• _Information supplied_

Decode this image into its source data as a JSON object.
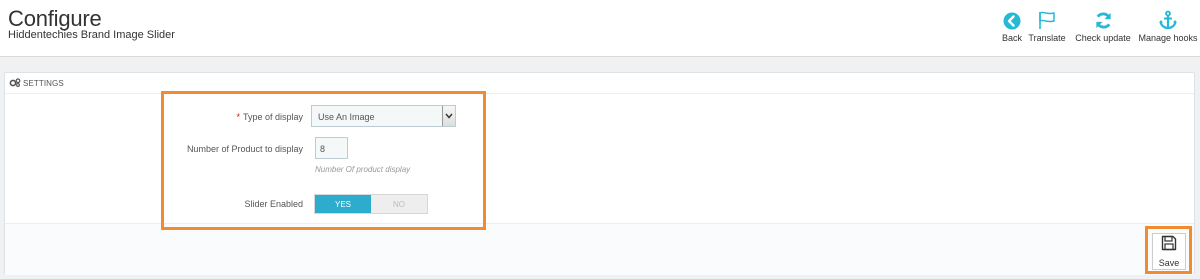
{
  "header": {
    "title": "Configure",
    "subtitle": "Hiddentechies Brand Image Slider"
  },
  "toolbar": {
    "back": {
      "label": "Back",
      "icon": "back-circle-icon"
    },
    "translate": {
      "label": "Translate",
      "icon": "flag-icon"
    },
    "check_update": {
      "label": "Check update",
      "icon": "refresh-icon"
    },
    "manage_hooks": {
      "label": "Manage hooks",
      "icon": "anchor-icon"
    }
  },
  "panel": {
    "heading": "SETTINGS",
    "heading_icon": "cogs-icon"
  },
  "form": {
    "type_of_display": {
      "required_mark": "*",
      "label": "Type of display",
      "value": "Use An Image"
    },
    "num_products": {
      "label": "Number of Product to display",
      "value": "8",
      "help": "Number Of product display"
    },
    "slider_enabled": {
      "label": "Slider Enabled",
      "yes": "YES",
      "no": "NO",
      "selected": "YES"
    }
  },
  "footer": {
    "save_label": "Save",
    "save_icon": "floppy-disk-icon"
  },
  "colors": {
    "accent": "#25b9d7",
    "toggle_on": "#2eacce",
    "highlight": "#f28a30",
    "required": "#e00000"
  }
}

• _Stated exercise_
Apart from the pictures, the entries above are to be repeated in full and exactly.

• _Written solution_
Decode this image into its source data as a JSON object.
{
  "header": {
    "title": "Configure",
    "subtitle": "Hiddentechies Brand Image Slider"
  },
  "toolbar": {
    "back": {
      "label": "Back",
      "icon": "back-circle-icon"
    },
    "translate": {
      "label": "Translate",
      "icon": "flag-icon"
    },
    "check_update": {
      "label": "Check update",
      "icon": "refresh-icon"
    },
    "manage_hooks": {
      "label": "Manage hooks",
      "icon": "anchor-icon"
    }
  },
  "panel": {
    "heading": "SETTINGS",
    "heading_icon": "cogs-icon"
  },
  "form": {
    "type_of_display": {
      "required_mark": "*",
      "label": "Type of display",
      "value": "Use An Image"
    },
    "num_products": {
      "label": "Number of Product to display",
      "value": "8",
      "help": "Number Of product display"
    },
    "slider_enabled": {
      "label": "Slider Enabled",
      "yes": "YES",
      "no": "NO",
      "selected": "YES"
    }
  },
  "footer": {
    "save_label": "Save",
    "save_icon": "floppy-disk-icon"
  },
  "colors": {
    "accent": "#25b9d7",
    "toggle_on": "#2eacce",
    "highlight": "#f28a30",
    "required": "#e00000"
  }
}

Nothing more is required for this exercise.